### Short exercise
In full and without deviation, write out the entries that follow.

### Material supplied
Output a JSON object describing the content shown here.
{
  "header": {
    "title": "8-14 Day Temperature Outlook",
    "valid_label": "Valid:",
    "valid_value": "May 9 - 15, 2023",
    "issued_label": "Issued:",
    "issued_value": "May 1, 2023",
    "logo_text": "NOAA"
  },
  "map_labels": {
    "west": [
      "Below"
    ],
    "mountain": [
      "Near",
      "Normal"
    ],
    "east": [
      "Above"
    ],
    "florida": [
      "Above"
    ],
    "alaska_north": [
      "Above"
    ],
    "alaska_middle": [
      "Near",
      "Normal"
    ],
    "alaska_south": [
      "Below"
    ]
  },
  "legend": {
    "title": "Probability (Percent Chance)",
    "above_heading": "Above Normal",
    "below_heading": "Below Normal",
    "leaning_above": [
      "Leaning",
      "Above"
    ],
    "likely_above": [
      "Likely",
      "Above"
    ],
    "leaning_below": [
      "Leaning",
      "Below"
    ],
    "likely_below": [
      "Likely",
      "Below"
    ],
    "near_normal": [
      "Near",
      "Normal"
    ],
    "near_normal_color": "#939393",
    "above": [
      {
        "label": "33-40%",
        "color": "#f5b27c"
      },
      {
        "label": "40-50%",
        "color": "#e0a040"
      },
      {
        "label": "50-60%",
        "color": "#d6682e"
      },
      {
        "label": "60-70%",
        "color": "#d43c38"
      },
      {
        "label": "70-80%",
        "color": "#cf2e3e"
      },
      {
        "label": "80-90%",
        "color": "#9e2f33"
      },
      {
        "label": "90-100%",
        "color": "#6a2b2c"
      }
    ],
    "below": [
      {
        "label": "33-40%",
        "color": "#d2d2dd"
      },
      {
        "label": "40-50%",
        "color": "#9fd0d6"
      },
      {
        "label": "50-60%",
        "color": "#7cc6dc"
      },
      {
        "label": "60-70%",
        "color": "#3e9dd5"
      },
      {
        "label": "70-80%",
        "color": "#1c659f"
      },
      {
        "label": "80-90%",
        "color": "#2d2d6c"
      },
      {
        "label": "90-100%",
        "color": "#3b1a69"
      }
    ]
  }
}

### Reply
Output a JSON object describing the content shown here.
{
  "header": {
    "title": "8-14 Day Temperature Outlook",
    "valid_label": "Valid:",
    "valid_value": "May 9 - 15, 2023",
    "issued_label": "Issued:",
    "issued_value": "May 1, 2023",
    "logo_text": "NOAA"
  },
  "map_labels": {
    "west": [
      "Below"
    ],
    "mountain": [
      "Near",
      "Normal"
    ],
    "east": [
      "Above"
    ],
    "florida": [
      "Above"
    ],
    "alaska_north": [
      "Above"
    ],
    "alaska_middle": [
      "Near",
      "Normal"
    ],
    "alaska_south": [
      "Below"
    ]
  },
  "legend": {
    "title": "Probability (Percent Chance)",
    "above_heading": "Above Normal",
    "below_heading": "Below Normal",
    "leaning_above": [
      "Leaning",
      "Above"
    ],
    "likely_above": [
      "Likely",
      "Above"
    ],
    "leaning_below": [
      "Leaning",
      "Below"
    ],
    "likely_below": [
      "Likely",
      "Below"
    ],
    "near_normal": [
      "Near",
      "Normal"
    ],
    "near_normal_color": "#939393",
    "above": [
      {
        "label": "33-40%",
        "color": "#f5b27c"
      },
      {
        "label": "40-50%",
        "color": "#e0a040"
      },
      {
        "label": "50-60%",
        "color": "#d6682e"
      },
      {
        "label": "60-70%",
        "color": "#d43c38"
      },
      {
        "label": "70-80%",
        "color": "#cf2e3e"
      },
      {
        "label": "80-90%",
        "color": "#9e2f33"
      },
      {
        "label": "90-100%",
        "color": "#6a2b2c"
      }
    ],
    "below": [
      {
        "label": "33-40%",
        "color": "#d2d2dd"
      },
      {
        "label": "40-50%",
        "color": "#9fd0d6"
      },
      {
        "label": "50-60%",
        "color": "#7cc6dc"
      },
      {
        "label": "60-70%",
        "color": "#3e9dd5"
      },
      {
        "label": "70-80%",
        "color": "#1c659f"
      },
      {
        "label": "80-90%",
        "color": "#2d2d6c"
      },
      {
        "label": "90-100%",
        "color": "#3b1a69"
      }
    ]
  }
}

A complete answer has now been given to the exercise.